WHAT TO PRODUCE:
Report the count of lines holding "data" in the records, with no other words.

RECORDS FOR THE EXERCISE:
§ §
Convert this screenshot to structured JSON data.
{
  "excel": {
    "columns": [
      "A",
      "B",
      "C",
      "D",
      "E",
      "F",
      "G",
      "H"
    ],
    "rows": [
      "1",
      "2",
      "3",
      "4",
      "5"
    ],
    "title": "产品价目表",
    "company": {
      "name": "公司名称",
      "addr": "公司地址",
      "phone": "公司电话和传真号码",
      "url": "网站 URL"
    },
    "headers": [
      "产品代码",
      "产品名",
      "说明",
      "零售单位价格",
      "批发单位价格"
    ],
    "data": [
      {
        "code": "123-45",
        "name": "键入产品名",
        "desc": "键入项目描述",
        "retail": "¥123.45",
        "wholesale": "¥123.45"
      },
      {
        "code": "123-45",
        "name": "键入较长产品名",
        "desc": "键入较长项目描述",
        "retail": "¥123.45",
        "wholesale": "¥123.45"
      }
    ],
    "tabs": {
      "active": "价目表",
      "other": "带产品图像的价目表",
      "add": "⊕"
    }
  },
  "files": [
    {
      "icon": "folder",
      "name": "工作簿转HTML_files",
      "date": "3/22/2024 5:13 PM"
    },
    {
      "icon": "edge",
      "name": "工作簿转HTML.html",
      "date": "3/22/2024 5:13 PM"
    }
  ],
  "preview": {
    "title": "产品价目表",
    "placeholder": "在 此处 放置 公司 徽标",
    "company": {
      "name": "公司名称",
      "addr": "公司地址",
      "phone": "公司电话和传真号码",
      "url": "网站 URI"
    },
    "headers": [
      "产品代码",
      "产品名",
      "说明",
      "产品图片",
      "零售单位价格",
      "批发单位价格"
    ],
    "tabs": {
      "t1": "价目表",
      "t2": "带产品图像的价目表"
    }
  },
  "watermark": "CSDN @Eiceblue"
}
§ §
ANSWER BELOW:
2